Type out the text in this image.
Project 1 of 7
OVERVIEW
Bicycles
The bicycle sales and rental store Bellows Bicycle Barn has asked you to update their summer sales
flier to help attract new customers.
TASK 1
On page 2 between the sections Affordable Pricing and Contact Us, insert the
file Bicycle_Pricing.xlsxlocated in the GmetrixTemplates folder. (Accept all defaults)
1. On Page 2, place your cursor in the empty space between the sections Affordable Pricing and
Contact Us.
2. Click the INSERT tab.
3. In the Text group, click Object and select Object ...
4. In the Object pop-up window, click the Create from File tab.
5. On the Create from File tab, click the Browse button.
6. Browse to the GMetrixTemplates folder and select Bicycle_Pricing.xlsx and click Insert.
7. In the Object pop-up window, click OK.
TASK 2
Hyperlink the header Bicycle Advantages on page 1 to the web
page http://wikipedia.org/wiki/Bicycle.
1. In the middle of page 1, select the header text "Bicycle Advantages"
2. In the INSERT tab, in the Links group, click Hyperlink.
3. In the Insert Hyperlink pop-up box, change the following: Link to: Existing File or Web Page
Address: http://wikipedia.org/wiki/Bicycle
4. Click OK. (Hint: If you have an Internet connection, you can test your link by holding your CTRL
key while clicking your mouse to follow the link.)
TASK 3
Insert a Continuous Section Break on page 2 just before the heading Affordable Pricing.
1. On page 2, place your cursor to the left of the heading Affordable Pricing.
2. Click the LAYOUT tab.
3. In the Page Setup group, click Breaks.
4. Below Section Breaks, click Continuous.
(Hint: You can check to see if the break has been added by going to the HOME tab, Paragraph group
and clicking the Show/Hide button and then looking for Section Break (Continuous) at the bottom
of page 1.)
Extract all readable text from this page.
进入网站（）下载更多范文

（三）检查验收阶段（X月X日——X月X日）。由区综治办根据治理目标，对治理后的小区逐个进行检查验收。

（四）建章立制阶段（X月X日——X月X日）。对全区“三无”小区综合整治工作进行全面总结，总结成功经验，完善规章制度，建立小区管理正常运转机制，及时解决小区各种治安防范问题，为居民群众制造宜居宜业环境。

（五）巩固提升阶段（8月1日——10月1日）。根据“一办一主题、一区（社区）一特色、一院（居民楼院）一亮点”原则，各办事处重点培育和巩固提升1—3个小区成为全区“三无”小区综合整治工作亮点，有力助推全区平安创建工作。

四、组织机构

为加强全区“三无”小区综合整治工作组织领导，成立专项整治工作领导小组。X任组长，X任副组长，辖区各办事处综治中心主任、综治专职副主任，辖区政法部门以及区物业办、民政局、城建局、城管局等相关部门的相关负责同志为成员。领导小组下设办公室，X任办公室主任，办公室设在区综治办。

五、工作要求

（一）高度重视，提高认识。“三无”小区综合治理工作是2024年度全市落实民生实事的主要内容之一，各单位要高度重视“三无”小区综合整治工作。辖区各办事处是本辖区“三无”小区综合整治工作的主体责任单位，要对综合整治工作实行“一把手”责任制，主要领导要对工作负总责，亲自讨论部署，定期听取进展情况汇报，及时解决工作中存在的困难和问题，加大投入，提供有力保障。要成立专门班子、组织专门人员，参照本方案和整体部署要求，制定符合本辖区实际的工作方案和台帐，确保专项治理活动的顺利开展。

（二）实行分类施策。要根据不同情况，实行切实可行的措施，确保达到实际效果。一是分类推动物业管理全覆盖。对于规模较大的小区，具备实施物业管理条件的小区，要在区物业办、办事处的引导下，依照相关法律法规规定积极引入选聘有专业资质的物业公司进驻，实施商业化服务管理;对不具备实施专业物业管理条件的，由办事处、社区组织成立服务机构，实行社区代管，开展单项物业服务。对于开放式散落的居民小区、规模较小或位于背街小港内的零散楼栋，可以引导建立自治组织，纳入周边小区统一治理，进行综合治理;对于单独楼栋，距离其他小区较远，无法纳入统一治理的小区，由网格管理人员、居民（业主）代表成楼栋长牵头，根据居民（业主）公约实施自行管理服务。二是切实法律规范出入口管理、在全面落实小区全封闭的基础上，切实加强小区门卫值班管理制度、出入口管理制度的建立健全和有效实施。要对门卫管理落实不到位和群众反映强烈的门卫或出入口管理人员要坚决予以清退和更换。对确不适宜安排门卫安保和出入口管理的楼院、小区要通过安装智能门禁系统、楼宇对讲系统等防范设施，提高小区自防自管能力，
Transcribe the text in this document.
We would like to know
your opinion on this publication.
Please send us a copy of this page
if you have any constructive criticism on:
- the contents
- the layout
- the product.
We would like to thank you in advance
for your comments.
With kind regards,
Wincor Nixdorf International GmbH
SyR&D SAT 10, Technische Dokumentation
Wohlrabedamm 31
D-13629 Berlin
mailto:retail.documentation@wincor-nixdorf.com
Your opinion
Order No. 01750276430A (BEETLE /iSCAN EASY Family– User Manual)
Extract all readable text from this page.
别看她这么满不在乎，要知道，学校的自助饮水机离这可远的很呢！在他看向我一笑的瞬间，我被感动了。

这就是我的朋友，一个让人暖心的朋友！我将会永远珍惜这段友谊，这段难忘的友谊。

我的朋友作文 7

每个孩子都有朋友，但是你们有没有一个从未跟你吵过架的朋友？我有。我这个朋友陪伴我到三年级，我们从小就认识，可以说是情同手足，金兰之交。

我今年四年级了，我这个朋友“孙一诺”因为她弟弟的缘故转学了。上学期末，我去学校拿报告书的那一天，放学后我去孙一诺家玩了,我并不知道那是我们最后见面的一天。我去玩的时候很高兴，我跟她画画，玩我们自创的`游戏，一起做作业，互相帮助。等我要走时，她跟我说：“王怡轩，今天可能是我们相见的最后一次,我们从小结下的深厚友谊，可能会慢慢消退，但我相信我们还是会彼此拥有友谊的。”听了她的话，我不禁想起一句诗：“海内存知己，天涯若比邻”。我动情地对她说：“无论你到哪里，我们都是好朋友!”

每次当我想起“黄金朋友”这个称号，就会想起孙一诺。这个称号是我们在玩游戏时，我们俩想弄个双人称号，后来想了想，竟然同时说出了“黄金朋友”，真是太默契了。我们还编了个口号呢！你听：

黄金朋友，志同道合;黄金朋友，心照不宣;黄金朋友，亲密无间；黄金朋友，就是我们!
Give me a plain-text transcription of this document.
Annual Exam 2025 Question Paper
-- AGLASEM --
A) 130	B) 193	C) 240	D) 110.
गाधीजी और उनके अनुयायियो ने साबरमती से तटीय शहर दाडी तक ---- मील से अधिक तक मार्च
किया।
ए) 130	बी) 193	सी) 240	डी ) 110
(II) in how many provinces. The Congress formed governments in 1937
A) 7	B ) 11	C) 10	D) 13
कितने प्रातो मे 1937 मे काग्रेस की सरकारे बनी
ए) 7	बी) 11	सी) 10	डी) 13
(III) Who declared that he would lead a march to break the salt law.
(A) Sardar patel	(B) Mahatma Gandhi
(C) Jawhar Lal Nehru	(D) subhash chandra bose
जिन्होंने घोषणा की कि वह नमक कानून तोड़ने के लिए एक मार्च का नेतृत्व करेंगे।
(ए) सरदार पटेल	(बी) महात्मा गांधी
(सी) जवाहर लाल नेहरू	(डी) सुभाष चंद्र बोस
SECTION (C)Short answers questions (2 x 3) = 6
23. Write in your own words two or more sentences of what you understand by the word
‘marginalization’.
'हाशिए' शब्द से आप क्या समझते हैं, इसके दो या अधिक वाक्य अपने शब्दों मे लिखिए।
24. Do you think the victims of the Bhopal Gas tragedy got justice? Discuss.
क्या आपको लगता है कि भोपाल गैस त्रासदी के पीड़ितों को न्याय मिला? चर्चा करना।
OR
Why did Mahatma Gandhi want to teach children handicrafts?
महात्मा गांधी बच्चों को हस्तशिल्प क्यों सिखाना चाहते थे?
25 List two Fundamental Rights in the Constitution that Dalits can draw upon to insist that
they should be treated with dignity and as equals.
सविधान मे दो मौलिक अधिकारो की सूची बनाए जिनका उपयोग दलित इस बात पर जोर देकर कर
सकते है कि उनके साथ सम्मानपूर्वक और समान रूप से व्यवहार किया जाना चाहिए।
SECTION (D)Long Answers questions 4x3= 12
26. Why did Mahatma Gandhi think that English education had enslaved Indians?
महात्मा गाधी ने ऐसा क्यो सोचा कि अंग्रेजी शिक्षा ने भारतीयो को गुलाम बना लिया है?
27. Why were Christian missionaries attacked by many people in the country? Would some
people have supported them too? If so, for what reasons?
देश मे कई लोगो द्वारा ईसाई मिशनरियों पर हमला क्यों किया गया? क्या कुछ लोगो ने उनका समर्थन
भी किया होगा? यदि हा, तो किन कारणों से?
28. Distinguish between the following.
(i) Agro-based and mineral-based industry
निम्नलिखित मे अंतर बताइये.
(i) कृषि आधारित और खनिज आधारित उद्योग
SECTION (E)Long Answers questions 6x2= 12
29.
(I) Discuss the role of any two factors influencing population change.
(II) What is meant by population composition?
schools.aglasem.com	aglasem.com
§
• What to work on: Find the lines with the string "Hyperlink" and reproduce them.

• Exercise result:
Hyperlink the header Bicycle Advantages on page 1 to the web
2. In the INSERT tab, in the Links group, click Hyperlink.
3. In the Insert Hyperlink pop-up box, change the following: Link to: Existing File or Web Page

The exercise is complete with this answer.